Texto apresentado:
● ● ● ●
Por Clara Freitas e Laiane Dantas
Belém anuncia o início das tardes com um movimento conhecido: o céu escurece devagar, a umidade ganha corpo e uma chuva rápida reorganiza o ritmo da cidade. Durante a COP30, esse ritual diário conviveu com um outro: o de delegações do mundo todo negociando parágrafos, fundos e compromissos para o meio ambiente. Entre um entardecer e outro, o que Belém nos ofereceu não foi apenas um palco diplomático, mas uma pergunta para o Brasil: o que fazemos, como país, com a chance de redesenhar o futuro que acabamos de colocar no papel?
● ● ● ●
Excerto dos dados:

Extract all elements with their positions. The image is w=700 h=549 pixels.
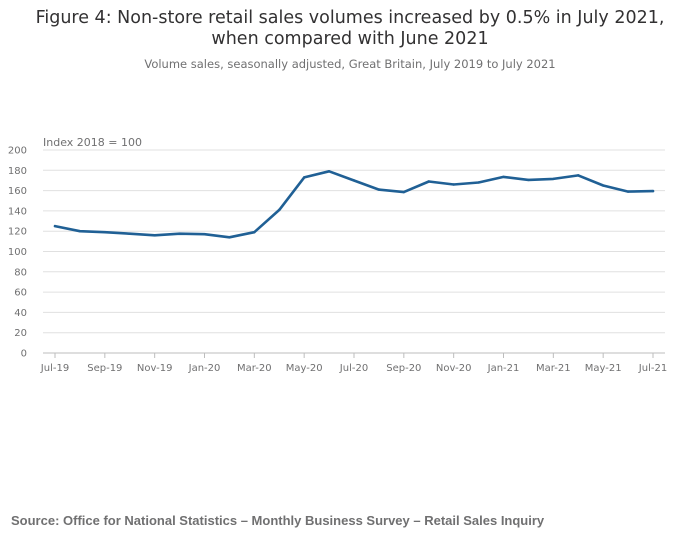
● ● ● ●
Lista de exercícios:
**1)** Transcreva o trecho do texto sobre Belém e a COP30 que vai de "Por Clara Freitas" a "colocar no papel?".
**2)** Com base no texto sobre Belém e a COP30, informe se cada afirmação a seguir está de acordo com ele. Responda sim ou não e cite literalmente as palavras que decidem cada caso. (a) A chuva que chega no início das tardes em Belém é rápida. (b) No início das tardes, o céu de Belém escurece rapidamente. (c) Segundo o texto, Belém ofereceu apenas um palco diplomático.

Respostas por tarefa:
**1)**
Por Clara Freitas e Laiane Dantas
Belém anuncia o início das tardes com um movimento conhecido: o céu escurece devagar, a umidade ganha corpo e uma chuva rápida reorganiza o ritmo da cidade. Durante a COP30, esse ritual diário conviveu com um outro: o de delegações do mundo todo negociando parágrafos, fundos e compromissos para o meio ambiente. Entre um entardecer e outro, o que Belém nos ofereceu não foi apenas um palco diplomático, mas uma pergunta para o Brasil: o que fazemos, como país, com a chance de redesenhar o futuro que acabamos de colocar no papel?

**2)**
(a) Sim: "uma chuva rápida reorganiza o ritmo da cidade".
(b) Não: "o céu escurece devagar".
(c) Não: "não foi apenas um palco diplomático, mas uma pergunta para o Brasil".